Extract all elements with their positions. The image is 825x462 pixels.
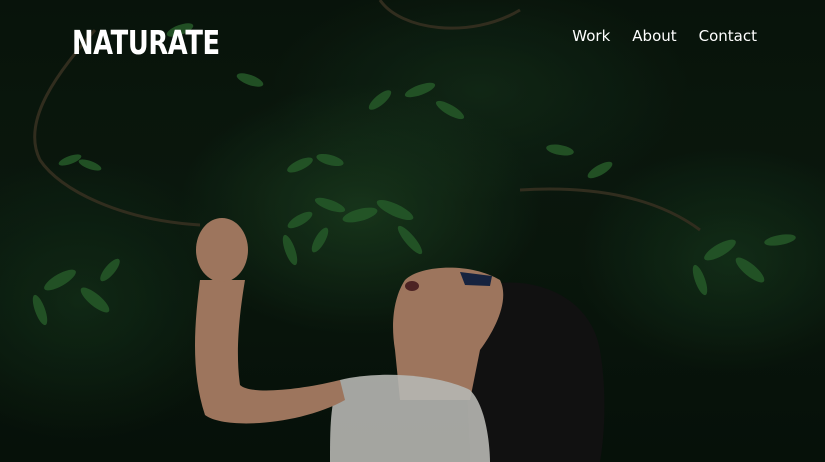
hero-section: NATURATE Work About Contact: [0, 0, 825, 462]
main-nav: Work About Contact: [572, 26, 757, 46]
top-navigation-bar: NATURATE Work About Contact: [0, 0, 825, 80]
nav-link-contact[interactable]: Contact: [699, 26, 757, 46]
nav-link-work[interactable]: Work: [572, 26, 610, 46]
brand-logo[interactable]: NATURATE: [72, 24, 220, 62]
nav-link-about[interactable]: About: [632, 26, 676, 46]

---

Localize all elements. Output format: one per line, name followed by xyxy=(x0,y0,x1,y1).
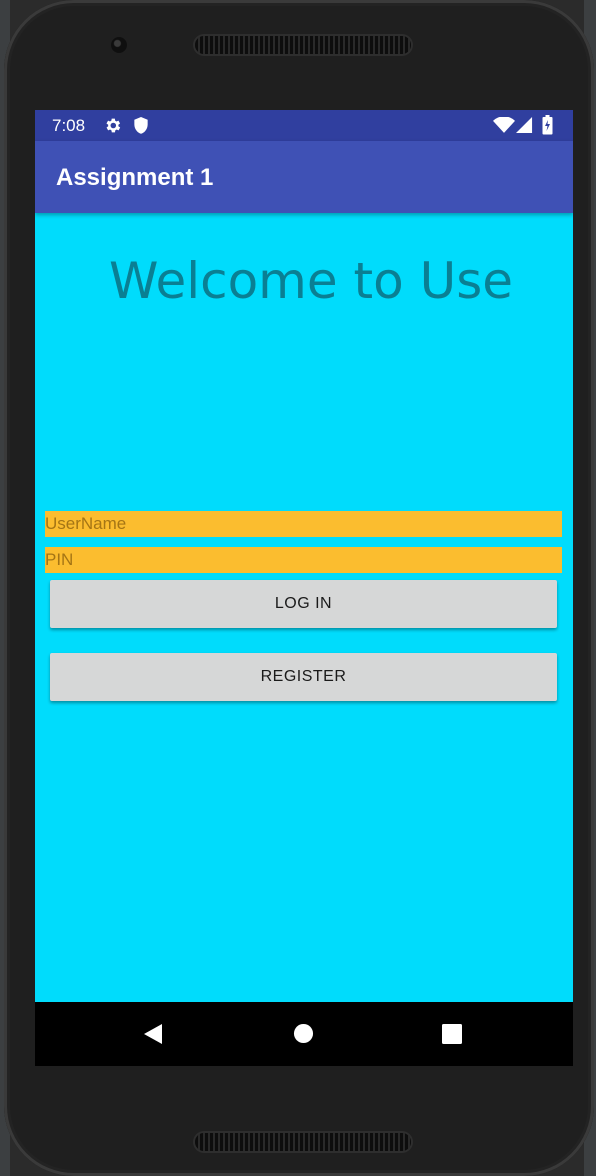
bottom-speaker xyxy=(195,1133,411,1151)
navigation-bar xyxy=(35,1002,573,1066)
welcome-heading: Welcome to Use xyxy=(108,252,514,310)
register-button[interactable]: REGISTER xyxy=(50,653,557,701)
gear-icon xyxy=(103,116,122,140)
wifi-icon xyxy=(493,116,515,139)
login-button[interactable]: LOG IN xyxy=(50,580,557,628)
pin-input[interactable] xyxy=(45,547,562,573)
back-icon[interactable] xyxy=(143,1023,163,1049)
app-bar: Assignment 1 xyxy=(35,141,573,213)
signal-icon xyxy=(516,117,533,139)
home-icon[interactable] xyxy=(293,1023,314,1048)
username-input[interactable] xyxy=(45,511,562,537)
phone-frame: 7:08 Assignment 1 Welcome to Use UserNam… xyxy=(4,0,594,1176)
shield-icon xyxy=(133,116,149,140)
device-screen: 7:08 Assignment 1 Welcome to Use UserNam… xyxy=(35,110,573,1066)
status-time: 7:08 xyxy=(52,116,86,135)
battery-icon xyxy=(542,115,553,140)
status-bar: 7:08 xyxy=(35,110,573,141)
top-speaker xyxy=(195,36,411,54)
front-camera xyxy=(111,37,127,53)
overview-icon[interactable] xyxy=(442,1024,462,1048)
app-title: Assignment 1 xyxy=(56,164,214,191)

---

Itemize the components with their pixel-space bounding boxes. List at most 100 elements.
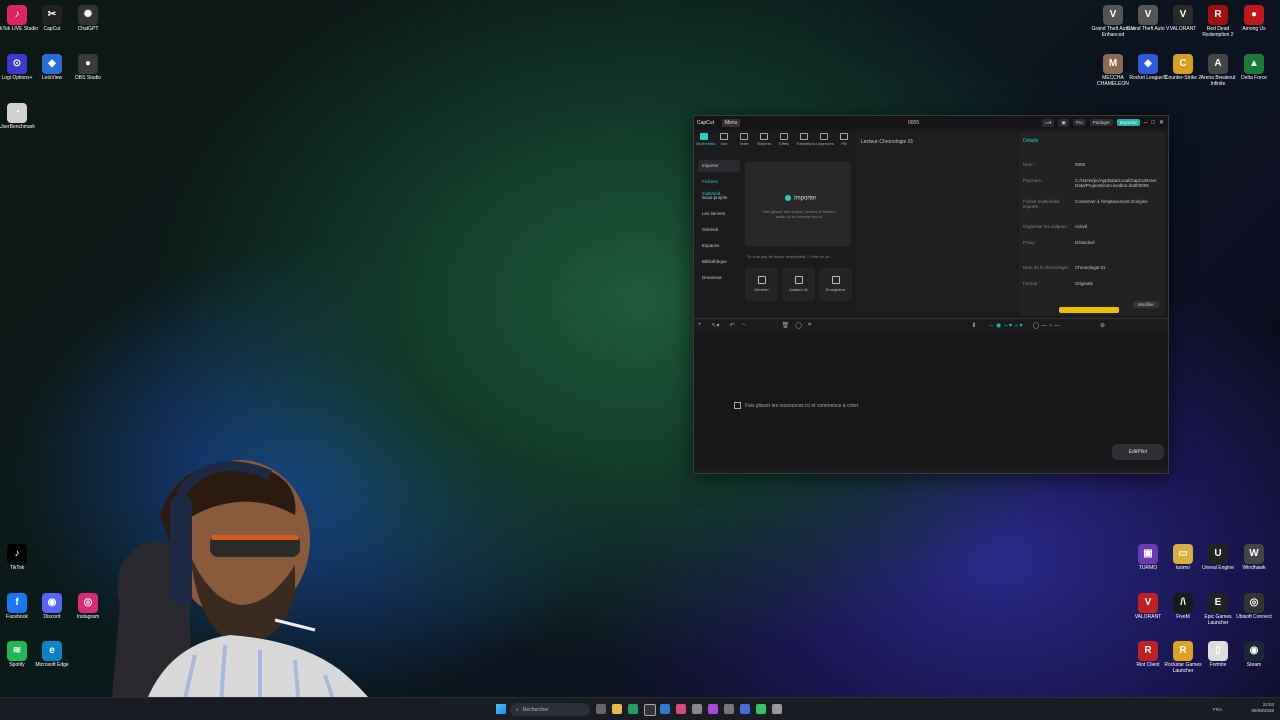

**Task directions**
Arrange the lines from the line with "Localize all elements." to the line with "device-screen: 7:08 Assignment" as a two-column CSV with the columns input and output. Give one row for each input and its output, put each in a single quoted field with line breaks replaced by spaces, and leave the picture out.

**Worked answer**
input,output
"Localize all elements. Output format: one per line, name followed by xyxy=(x0,y0,x1,y1).","bottom-speaker xyxy=(195,1133,411,1151) navigation-bar xyxy=(35,1002,573,1066) welcome-heading: Welcome to Use xyxy=(108,252,514,310) register-button[interactable]: REGISTER xyxy=(50,653,557,701) gear-icon xyxy=(103,116,122,140) wifi-icon xyxy=(493,116,515,139) login-button[interactable]: LOG IN xyxy=(50,580,557,628) pin-input[interactable] xyxy=(45,547,562,573) back-icon[interactable] xyxy=(143,1023,163,1049) app-bar: Assignment 1 xyxy=(35,141,573,213) signal-icon xyxy=(516,117,533,139) home-icon[interactable] xyxy=(293,1023,314,1048) username-input[interactable] xyxy=(45,511,562,537) phone-frame: 7:08 Assignment 1 Welcome to Use UserNam… xyxy=(4,0,594,1176) shield-icon xyxy=(133,116,149,140) device-screen: 7:08 Assignment 1 Welcome to Use UserNam… xyxy=(35,110,573,1066)"